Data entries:
○ ○ ○ ○

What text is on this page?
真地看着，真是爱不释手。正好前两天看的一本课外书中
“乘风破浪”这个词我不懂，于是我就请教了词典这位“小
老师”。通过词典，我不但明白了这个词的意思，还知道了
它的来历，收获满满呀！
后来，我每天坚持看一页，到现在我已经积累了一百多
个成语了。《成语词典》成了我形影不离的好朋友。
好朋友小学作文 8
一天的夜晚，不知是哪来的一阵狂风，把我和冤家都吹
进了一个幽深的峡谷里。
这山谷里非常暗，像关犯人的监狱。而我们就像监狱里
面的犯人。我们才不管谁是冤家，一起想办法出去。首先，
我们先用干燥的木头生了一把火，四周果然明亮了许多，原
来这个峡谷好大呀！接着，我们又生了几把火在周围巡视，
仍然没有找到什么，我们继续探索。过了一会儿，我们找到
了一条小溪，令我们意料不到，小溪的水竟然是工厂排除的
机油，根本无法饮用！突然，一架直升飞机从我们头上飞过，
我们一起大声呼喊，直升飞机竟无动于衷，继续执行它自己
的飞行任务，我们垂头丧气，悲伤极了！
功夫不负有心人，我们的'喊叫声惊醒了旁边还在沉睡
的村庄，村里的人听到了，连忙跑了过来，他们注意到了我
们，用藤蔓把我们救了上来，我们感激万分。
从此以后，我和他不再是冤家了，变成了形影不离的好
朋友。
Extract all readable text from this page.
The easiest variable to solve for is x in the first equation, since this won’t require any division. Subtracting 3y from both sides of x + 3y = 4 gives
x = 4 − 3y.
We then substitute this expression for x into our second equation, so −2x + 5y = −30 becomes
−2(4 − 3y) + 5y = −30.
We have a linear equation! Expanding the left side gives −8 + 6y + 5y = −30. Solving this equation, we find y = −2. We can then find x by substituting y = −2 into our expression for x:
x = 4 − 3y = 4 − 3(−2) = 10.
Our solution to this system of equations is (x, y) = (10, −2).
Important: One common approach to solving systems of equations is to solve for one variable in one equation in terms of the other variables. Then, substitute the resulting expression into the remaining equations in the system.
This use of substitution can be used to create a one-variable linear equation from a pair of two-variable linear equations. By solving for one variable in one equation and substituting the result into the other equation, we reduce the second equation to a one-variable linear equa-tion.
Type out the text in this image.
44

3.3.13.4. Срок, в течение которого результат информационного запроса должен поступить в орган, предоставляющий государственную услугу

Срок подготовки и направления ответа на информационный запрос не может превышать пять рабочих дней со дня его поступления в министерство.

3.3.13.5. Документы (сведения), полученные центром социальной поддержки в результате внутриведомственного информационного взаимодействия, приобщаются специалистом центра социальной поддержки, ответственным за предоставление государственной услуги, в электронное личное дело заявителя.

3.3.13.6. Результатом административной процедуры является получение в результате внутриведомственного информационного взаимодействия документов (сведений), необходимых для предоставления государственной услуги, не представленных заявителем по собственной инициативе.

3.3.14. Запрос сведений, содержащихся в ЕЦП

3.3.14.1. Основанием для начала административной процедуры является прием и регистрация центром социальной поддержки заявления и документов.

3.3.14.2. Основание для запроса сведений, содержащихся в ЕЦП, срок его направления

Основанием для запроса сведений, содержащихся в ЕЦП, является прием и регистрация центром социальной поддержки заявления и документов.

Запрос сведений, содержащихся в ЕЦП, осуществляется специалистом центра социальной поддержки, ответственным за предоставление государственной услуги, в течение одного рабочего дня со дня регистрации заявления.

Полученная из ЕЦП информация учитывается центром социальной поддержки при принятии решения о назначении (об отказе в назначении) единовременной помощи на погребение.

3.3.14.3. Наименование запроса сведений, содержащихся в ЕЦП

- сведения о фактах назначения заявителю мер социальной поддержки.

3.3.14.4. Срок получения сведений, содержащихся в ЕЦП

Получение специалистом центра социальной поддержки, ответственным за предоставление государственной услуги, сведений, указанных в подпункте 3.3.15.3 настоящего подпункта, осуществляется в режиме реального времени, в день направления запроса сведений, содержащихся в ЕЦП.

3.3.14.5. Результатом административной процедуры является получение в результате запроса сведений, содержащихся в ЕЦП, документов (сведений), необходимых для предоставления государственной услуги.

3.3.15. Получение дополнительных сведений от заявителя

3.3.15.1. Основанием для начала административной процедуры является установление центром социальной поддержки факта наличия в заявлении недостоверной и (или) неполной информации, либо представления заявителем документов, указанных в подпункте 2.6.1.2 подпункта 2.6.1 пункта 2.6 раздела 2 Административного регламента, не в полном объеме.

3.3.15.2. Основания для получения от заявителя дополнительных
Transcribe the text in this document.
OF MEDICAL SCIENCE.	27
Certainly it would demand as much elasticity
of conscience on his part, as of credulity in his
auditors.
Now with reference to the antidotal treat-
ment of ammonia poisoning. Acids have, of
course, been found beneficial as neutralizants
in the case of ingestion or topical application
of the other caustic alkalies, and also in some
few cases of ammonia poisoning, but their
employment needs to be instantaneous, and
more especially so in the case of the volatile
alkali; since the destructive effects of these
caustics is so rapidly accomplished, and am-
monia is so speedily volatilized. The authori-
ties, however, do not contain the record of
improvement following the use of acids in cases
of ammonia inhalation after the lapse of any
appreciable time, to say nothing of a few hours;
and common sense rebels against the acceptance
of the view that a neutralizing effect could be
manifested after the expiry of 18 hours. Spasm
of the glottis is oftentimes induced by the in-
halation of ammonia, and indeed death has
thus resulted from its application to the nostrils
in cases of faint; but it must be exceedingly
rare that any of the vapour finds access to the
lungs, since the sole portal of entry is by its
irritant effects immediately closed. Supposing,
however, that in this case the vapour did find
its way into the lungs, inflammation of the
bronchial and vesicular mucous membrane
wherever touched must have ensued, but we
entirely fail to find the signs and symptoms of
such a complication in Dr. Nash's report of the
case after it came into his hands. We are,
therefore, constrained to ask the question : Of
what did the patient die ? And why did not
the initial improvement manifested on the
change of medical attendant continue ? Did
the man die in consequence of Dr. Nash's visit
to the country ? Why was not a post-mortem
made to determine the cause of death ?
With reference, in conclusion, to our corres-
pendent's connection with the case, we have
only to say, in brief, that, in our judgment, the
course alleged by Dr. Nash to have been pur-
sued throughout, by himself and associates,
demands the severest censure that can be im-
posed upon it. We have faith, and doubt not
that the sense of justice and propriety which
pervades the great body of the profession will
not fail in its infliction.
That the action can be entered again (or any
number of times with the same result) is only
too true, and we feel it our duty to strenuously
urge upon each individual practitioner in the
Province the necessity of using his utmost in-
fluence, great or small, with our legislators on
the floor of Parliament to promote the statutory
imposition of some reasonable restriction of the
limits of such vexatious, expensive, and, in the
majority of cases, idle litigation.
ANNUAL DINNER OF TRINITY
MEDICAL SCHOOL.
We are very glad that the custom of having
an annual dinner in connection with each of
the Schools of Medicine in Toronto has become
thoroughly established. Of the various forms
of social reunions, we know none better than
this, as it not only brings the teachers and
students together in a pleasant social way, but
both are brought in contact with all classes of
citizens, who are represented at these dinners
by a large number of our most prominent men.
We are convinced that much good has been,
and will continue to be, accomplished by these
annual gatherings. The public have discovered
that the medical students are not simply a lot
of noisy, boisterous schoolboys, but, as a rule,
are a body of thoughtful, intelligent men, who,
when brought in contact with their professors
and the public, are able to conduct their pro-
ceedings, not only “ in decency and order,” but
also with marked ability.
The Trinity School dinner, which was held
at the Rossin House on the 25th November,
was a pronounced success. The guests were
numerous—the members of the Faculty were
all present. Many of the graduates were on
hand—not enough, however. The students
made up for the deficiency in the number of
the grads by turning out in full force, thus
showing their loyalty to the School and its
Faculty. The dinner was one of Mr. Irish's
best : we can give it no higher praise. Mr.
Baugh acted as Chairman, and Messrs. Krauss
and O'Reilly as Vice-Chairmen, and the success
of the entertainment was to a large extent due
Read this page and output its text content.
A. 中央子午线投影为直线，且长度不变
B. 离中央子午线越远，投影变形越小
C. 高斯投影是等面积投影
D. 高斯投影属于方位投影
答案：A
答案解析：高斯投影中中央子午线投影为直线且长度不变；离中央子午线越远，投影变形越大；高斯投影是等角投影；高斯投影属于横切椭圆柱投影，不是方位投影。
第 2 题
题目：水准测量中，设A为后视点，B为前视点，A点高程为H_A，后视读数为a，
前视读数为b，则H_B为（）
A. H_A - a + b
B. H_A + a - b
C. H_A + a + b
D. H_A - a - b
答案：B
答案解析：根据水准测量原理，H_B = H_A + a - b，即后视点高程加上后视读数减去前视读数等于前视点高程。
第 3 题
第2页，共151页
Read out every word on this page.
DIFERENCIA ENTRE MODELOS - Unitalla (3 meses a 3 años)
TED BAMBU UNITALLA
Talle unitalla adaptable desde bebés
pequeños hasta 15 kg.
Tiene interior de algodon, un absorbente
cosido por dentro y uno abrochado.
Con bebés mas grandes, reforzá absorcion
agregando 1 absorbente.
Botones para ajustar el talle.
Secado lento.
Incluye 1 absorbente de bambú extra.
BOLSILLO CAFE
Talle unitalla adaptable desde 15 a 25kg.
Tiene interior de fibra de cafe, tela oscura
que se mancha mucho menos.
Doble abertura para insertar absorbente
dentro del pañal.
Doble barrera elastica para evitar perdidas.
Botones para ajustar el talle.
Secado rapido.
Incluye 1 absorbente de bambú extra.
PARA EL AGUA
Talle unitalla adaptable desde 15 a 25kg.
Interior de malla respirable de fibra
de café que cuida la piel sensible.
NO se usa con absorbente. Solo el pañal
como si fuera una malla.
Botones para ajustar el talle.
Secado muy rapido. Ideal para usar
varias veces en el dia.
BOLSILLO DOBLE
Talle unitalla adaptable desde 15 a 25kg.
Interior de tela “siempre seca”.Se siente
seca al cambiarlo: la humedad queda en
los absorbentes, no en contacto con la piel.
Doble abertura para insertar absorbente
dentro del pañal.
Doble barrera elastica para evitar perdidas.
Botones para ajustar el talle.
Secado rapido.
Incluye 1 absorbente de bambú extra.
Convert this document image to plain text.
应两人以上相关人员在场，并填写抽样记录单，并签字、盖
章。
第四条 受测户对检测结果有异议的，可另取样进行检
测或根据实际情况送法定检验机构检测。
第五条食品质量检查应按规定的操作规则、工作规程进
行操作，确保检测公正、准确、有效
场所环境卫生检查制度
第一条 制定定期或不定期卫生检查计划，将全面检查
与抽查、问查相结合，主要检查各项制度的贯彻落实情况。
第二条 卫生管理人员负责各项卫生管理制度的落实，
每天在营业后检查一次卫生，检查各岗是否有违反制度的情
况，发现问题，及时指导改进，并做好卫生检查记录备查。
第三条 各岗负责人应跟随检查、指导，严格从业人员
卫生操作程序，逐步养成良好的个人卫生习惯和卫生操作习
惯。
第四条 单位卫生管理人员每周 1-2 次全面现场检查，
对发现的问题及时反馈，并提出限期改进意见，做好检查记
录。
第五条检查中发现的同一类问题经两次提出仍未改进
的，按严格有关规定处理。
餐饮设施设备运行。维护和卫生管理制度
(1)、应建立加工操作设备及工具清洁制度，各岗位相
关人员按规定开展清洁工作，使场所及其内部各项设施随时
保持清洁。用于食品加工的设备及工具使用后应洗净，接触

○ ○ ○ ○

- Set problem:
Check each line of the records for the string "осуществляется" and state how many lines contain it. Give only the number.

- The output:
2